====== Material for this task ======
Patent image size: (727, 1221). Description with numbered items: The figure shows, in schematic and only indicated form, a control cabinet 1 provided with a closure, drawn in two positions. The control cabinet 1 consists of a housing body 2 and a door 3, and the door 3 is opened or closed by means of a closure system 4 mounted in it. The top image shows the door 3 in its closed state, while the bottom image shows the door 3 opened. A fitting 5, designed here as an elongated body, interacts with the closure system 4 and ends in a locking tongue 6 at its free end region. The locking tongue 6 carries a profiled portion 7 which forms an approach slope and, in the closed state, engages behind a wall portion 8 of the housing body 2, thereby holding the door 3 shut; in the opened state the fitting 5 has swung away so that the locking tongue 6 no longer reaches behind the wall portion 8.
======
====== Material for this task ======
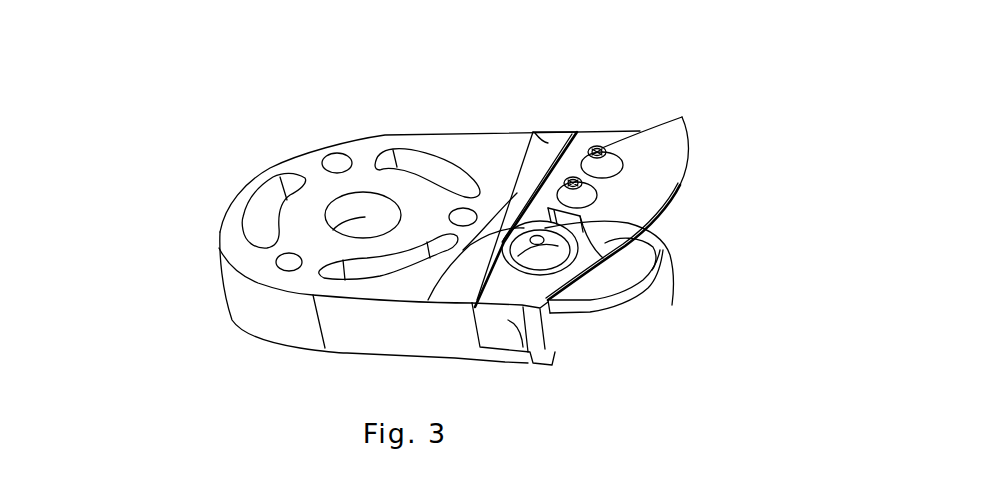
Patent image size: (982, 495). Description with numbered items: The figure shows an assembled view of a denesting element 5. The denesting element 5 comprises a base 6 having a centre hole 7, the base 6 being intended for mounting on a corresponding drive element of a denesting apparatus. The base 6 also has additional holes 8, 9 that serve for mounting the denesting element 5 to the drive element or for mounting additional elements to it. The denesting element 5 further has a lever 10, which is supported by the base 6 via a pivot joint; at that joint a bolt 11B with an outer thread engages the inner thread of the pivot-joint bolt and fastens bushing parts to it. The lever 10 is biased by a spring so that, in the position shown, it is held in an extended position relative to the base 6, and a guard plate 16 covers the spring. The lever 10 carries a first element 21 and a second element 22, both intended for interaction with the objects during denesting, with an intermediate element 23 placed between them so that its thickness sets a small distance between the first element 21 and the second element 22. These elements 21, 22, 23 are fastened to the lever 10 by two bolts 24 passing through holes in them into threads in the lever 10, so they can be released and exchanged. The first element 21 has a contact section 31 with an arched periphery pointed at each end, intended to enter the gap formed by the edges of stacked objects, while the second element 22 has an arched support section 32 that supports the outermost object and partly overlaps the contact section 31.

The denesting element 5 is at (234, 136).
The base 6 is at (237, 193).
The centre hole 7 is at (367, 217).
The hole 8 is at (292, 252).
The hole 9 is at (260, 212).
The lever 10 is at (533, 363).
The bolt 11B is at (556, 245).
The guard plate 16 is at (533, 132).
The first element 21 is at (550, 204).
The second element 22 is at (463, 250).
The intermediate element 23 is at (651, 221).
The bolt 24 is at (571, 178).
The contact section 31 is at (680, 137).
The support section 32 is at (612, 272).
======
====== Material for this task ======
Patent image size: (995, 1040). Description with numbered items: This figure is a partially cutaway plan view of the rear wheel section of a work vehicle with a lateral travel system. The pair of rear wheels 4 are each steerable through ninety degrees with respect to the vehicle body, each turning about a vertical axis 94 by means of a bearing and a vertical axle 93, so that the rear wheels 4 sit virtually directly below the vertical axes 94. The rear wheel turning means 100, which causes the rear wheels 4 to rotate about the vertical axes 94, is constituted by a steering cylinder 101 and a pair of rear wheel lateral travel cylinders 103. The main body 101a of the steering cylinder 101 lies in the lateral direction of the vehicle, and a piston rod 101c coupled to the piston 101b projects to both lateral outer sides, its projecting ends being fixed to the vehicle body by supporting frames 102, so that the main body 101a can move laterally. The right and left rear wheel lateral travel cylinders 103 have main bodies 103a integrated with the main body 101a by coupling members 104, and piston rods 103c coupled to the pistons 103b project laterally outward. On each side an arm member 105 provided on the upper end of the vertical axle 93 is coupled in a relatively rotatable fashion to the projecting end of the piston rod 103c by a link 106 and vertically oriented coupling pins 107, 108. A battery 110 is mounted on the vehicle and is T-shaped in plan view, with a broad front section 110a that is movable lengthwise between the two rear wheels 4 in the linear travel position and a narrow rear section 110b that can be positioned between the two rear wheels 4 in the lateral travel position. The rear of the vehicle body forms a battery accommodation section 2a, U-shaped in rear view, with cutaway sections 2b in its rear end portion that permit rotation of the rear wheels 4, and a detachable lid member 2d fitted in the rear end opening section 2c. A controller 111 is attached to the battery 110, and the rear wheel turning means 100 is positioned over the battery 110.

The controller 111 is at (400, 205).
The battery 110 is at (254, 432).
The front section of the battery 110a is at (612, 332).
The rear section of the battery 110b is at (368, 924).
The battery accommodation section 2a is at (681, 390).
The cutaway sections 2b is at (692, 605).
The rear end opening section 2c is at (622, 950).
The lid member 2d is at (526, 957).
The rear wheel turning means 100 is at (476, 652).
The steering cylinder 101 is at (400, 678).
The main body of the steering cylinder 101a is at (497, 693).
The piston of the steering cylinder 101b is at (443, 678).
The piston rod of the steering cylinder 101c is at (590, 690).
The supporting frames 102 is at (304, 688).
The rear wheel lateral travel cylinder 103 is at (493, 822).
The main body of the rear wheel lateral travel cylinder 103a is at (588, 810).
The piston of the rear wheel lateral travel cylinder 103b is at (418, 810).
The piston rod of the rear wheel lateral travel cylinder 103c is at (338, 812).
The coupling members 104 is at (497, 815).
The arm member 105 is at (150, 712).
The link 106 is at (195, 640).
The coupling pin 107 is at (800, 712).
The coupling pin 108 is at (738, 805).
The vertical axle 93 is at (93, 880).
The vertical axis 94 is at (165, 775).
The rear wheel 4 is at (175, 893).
======
#### Request
How many lines in the items above contain the string "denesting"? Case matters. Reply with the number alone.

#### Output of the exercise
2